:: Data to use
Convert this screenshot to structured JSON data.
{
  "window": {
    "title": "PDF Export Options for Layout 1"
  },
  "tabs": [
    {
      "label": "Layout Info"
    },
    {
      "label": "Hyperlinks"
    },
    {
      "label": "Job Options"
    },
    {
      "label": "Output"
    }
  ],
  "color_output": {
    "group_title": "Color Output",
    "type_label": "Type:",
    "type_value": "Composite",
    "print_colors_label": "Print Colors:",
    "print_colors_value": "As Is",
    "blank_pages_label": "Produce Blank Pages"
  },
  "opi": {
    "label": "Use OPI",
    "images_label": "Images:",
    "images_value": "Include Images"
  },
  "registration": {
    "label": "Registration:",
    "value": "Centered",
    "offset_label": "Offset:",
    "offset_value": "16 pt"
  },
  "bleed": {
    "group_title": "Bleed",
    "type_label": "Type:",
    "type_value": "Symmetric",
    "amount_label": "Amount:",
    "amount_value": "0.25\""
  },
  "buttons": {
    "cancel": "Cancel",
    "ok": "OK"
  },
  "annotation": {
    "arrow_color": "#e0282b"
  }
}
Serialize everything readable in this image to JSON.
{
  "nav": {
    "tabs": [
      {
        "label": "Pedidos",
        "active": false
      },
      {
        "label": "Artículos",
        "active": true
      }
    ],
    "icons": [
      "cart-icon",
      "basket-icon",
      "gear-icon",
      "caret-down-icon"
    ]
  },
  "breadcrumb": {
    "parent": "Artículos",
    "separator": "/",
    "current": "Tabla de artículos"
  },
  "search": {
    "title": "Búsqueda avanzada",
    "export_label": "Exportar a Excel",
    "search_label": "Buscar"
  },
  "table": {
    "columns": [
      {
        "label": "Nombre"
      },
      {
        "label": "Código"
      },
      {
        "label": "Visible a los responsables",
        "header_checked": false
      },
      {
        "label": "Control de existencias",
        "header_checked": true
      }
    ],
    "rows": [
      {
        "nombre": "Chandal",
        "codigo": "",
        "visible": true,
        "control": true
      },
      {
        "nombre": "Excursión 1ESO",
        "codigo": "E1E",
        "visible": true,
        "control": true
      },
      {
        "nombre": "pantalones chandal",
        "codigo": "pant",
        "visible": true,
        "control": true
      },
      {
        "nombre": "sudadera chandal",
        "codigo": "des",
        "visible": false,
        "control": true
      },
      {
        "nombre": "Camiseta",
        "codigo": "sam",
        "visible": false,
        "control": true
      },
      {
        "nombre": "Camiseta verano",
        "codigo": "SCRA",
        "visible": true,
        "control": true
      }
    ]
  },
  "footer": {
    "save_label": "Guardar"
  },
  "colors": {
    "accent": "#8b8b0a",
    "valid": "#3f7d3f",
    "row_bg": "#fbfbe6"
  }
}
::::
The records above should be returned exactly.

Convert this screenshot to structured JSON data.
{
  "window": {
    "title": "PDF Export Options for Layout 1"
  },
  "tabs": [
    {
      "label": "Layout Info"
    },
    {
      "label": "Hyperlinks"
    },
    {
      "label": "Job Options"
    },
    {
      "label": "Output"
    }
  ],
  "color_output": {
    "group_title": "Color Output",
    "type_label": "Type:",
    "type_value": "Composite",
    "print_colors_label": "Print Colors:",
    "print_colors_value": "As Is",
    "blank_pages_label": "Produce Blank Pages"
  },
  "opi": {
    "label": "Use OPI",
    "images_label": "Images:",
    "images_value": "Include Images"
  },
  "registration": {
    "label": "Registration:",
    "value": "Centered",
    "offset_label": "Offset:",
    "offset_value": "16 pt"
  },
  "bleed": {
    "group_title": "Bleed",
    "type_label": "Type:",
    "type_value": "Symmetric",
    "amount_label": "Amount:",
    "amount_value": "0.25\""
  },
  "buttons": {
    "cancel": "Cancel",
    "ok": "OK"
  },
  "annotation": {
    "arrow_color": "#e0282b"
  }
}
Serialize everything readable in this image to JSON.
{
  "nav": {
    "tabs": [
      {
        "label": "Pedidos",
        "active": false
      },
      {
        "label": "Artículos",
        "active": true
      }
    ],
    "icons": [
      "cart-icon",
      "basket-icon",
      "gear-icon",
      "caret-down-icon"
    ]
  },
  "breadcrumb": {
    "parent": "Artículos",
    "separator": "/",
    "current": "Tabla de artículos"
  },
  "search": {
    "title": "Búsqueda avanzada",
    "export_label": "Exportar a Excel",
    "search_label": "Buscar"
  },
  "table": {
    "columns": [
      {
        "label": "Nombre"
      },
      {
        "label": "Código"
      },
      {
        "label": "Visible a los responsables",
        "header_checked": false
      },
      {
        "label": "Control de existencias",
        "header_checked": true
      }
    ],
    "rows": [
      {
        "nombre": "Chandal",
        "codigo": "",
        "visible": true,
        "control": true
      },
      {
        "nombre": "Excursión 1ESO",
        "codigo": "E1E",
        "visible": true,
        "control": true
      },
      {
        "nombre": "pantalones chandal",
        "codigo": "pant",
        "visible": true,
        "control": true
      },
      {
        "nombre": "sudadera chandal",
        "codigo": "des",
        "visible": false,
        "control": true
      },
      {
        "nombre": "Camiseta",
        "codigo": "sam",
        "visible": false,
        "control": true
      },
      {
        "nombre": "Camiseta verano",
        "codigo": "SCRA",
        "visible": true,
        "control": true
      }
    ]
  },
  "footer": {
    "save_label": "Guardar"
  },
  "colors": {
    "accent": "#8b8b0a",
    "valid": "#3f7d3f",
    "row_bg": "#fbfbe6"
  }
}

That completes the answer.